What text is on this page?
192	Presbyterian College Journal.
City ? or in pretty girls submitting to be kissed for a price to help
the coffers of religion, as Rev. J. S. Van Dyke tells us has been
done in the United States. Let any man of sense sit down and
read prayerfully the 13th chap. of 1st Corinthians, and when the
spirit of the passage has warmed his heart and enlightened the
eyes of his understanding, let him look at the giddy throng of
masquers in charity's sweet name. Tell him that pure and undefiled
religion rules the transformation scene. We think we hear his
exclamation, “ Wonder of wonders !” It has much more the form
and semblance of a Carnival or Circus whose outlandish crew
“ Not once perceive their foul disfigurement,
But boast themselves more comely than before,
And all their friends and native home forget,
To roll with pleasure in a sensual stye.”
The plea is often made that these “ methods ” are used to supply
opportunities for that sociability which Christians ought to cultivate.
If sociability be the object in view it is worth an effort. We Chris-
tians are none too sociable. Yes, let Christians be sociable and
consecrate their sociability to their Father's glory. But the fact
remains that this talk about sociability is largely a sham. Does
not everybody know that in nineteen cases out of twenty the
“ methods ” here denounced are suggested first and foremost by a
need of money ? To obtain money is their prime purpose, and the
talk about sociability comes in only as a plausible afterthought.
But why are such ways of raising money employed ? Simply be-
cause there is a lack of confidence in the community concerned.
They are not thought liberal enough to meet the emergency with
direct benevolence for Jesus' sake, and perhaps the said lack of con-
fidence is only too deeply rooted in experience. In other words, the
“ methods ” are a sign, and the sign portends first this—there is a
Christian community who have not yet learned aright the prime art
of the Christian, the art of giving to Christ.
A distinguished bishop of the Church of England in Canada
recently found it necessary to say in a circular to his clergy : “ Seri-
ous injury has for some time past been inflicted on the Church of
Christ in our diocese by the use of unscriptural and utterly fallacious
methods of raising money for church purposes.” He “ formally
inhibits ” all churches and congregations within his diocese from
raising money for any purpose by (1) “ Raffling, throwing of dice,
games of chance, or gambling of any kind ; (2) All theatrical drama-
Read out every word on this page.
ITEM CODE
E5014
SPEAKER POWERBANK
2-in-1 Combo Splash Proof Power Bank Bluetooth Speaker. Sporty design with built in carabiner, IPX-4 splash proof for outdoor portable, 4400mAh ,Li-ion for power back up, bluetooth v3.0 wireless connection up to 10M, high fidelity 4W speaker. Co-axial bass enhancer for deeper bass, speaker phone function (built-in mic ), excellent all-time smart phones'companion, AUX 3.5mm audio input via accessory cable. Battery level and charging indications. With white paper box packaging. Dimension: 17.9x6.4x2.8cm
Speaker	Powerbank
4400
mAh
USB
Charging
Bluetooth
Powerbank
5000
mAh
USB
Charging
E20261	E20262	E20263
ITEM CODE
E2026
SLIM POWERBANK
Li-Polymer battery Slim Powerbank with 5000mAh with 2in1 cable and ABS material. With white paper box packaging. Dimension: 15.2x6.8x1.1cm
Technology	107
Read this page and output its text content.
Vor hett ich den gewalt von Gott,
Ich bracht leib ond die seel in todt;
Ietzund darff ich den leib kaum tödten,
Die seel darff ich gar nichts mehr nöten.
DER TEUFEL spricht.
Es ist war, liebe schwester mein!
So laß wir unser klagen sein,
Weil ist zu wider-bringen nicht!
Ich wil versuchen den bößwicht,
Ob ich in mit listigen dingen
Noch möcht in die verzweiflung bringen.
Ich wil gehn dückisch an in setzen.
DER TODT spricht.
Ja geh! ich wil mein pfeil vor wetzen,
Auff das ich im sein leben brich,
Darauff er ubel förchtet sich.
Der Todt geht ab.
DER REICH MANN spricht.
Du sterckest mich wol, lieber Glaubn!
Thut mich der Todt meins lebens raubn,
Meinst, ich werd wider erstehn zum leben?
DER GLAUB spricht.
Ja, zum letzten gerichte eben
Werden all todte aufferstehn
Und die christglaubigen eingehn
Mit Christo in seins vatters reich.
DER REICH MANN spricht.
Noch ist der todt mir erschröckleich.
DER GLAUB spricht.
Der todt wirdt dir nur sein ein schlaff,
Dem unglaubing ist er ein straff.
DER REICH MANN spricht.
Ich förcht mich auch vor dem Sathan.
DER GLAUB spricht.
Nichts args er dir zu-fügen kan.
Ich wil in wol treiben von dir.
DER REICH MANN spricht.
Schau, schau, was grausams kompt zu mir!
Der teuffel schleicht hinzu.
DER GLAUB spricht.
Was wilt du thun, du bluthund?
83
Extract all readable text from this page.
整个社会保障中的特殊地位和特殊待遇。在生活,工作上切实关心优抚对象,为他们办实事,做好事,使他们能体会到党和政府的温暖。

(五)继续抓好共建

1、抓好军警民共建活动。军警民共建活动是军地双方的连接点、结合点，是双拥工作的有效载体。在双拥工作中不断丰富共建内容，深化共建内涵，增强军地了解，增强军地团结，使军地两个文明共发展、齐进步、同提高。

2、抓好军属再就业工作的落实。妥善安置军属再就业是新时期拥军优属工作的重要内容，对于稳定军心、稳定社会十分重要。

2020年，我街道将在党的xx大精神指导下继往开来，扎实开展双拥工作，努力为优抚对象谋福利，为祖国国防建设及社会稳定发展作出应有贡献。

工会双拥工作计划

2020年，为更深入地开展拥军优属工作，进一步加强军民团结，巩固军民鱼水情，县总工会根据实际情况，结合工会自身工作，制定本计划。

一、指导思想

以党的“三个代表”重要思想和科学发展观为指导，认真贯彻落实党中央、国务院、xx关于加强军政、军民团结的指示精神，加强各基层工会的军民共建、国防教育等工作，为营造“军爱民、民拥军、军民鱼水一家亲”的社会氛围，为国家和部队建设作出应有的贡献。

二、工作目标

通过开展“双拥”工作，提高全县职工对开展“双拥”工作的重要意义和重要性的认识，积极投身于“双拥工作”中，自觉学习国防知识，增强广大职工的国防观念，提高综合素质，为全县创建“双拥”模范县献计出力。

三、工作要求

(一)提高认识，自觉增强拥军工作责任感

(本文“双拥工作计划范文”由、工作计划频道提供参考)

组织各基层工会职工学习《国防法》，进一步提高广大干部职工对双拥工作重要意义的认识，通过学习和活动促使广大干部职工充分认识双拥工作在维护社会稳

#### WHAT IS NEEDED
Extract each entry in full, exactly as given.

#### RESULT BELOW
What text is on this page?
192	Presbyterian College Journal.
City ? or in pretty girls submitting to be kissed for a price to help
the coffers of religion, as Rev. J. S. Van Dyke tells us has been
done in the United States. Let any man of sense sit down and
read prayerfully the 13th chap. of 1st Corinthians, and when the
spirit of the passage has warmed his heart and enlightened the
eyes of his understanding, let him look at the giddy throng of
masquers in charity's sweet name. Tell him that pure and undefiled
religion rules the transformation scene. We think we hear his
exclamation, “ Wonder of wonders !” It has much more the form
and semblance of a Carnival or Circus whose outlandish crew
“ Not once perceive their foul disfigurement,
But boast themselves more comely than before,
And all their friends and native home forget,
To roll with pleasure in a sensual stye.”
The plea is often made that these “ methods ” are used to supply
opportunities for that sociability which Christians ought to cultivate.
If sociability be the object in view it is worth an effort. We Chris-
tians are none too sociable. Yes, let Christians be sociable and
consecrate their sociability to their Father's glory. But the fact
remains that this talk about sociability is largely a sham. Does
not everybody know that in nineteen cases out of twenty the
“ methods ” here denounced are suggested first and foremost by a
need of money ? To obtain money is their prime purpose, and the
talk about sociability comes in only as a plausible afterthought.
But why are such ways of raising money employed ? Simply be-
cause there is a lack of confidence in the community concerned.
They are not thought liberal enough to meet the emergency with
direct benevolence for Jesus' sake, and perhaps the said lack of con-
fidence is only too deeply rooted in experience. In other words, the
“ methods ” are a sign, and the sign portends first this—there is a
Christian community who have not yet learned aright the prime art
of the Christian, the art of giving to Christ.
A distinguished bishop of the Church of England in Canada
recently found it necessary to say in a circular to his clergy : “ Seri-
ous injury has for some time past been inflicted on the Church of
Christ in our diocese by the use of unscriptural and utterly fallacious
methods of raising money for church purposes.” He “ formally
inhibits ” all churches and congregations within his diocese from
raising money for any purpose by (1) “ Raffling, throwing of dice,
games of chance, or gambling of any kind ; (2) All theatrical drama-
Read out every word on this page.
ITEM CODE
E5014
SPEAKER POWERBANK
2-in-1 Combo Splash Proof Power Bank Bluetooth Speaker. Sporty design with built in carabiner, IPX-4 splash proof for outdoor portable, 4400mAh ,Li-ion for power back up, bluetooth v3.0 wireless connection up to 10M, high fidelity 4W speaker. Co-axial bass enhancer for deeper bass, speaker phone function (built-in mic ), excellent all-time smart phones'companion, AUX 3.5mm audio input via accessory cable. Battery level and charging indications. With white paper box packaging. Dimension: 17.9x6.4x2.8cm
Speaker	Powerbank
4400
mAh
USB
Charging
Bluetooth
Powerbank
5000
mAh
USB
Charging
E20261	E20262	E20263
ITEM CODE
E2026
SLIM POWERBANK
Li-Polymer battery Slim Powerbank with 5000mAh with 2in1 cable and ABS material. With white paper box packaging. Dimension: 15.2x6.8x1.1cm
Technology	107
Read this page and output its text content.
Vor hett ich den gewalt von Gott,
Ich bracht leib ond die seel in todt;
Ietzund darff ich den leib kaum tödten,
Die seel darff ich gar nichts mehr nöten.
DER TEUFEL spricht.
Es ist war, liebe schwester mein!
So laß wir unser klagen sein,
Weil ist zu wider-bringen nicht!
Ich wil versuchen den bößwicht,
Ob ich in mit listigen dingen
Noch möcht in die verzweiflung bringen.
Ich wil gehn dückisch an in setzen.
DER TODT spricht.
Ja geh! ich wil mein pfeil vor wetzen,
Auff das ich im sein leben brich,
Darauff er ubel förchtet sich.
Der Todt geht ab.
DER REICH MANN spricht.
Du sterckest mich wol, lieber Glaubn!
Thut mich der Todt meins lebens raubn,
Meinst, ich werd wider erstehn zum leben?
DER GLAUB spricht.
Ja, zum letzten gerichte eben
Werden all todte aufferstehn
Und die christglaubigen eingehn
Mit Christo in seins vatters reich.
DER REICH MANN spricht.
Noch ist der todt mir erschröckleich.
DER GLAUB spricht.
Der todt wirdt dir nur sein ein schlaff,
Dem unglaubing ist er ein straff.
DER REICH MANN spricht.
Ich förcht mich auch vor dem Sathan.
DER GLAUB spricht.
Nichts args er dir zu-fügen kan.
Ich wil in wol treiben von dir.
DER REICH MANN spricht.
Schau, schau, was grausams kompt zu mir!
Der teuffel schleicht hinzu.
DER GLAUB spricht.
Was wilt du thun, du bluthund?
83
Extract all readable text from this page.
整个社会保障中的特殊地位和特殊待遇。在生活,工作上切实关心优抚对象,为他们办实事,做好事,使他们能体会到党和政府的温暖。

(五)继续抓好共建

1、抓好军警民共建活动。军警民共建活动是军地双方的连接点、结合点，是双拥工作的有效载体。在双拥工作中不断丰富共建内容，深化共建内涵，增强军地了解，增强军地团结，使军地两个文明共发展、齐进步、同提高。

2、抓好军属再就业工作的落实。妥善安置军属再就业是新时期拥军优属工作的重要内容，对于稳定军心、稳定社会十分重要。

2020年，我街道将在党的xx大精神指导下继往开来，扎实开展双拥工作，努力为优抚对象谋福利，为祖国国防建设及社会稳定发展作出应有贡献。

工会双拥工作计划

2020年，为更深入地开展拥军优属工作，进一步加强军民团结，巩固军民鱼水情，县总工会根据实际情况，结合工会自身工作，制定本计划。

一、指导思想

以党的“三个代表”重要思想和科学发展观为指导，认真贯彻落实党中央、国务院、xx关于加强军政、军民团结的指示精神，加强各基层工会的军民共建、国防教育等工作，为营造“军爱民、民拥军、军民鱼水一家亲”的社会氛围，为国家和部队建设作出应有的贡献。

二、工作目标

通过开展“双拥”工作，提高全县职工对开展“双拥”工作的重要意义和重要性的认识，积极投身于“双拥工作”中，自觉学习国防知识，增强广大职工的国防观念，提高综合素质，为全县创建“双拥”模范县献计出力。

三、工作要求

(一)提高认识，自觉增强拥军工作责任感

(本文“双拥工作计划范文”由、工作计划频道提供参考)

组织各基层工会职工学习《国防法》，进一步提高广大干部职工对双拥工作重要意义的认识，通过学习和活动促使广大干部职工充分认识双拥工作在维护社会稳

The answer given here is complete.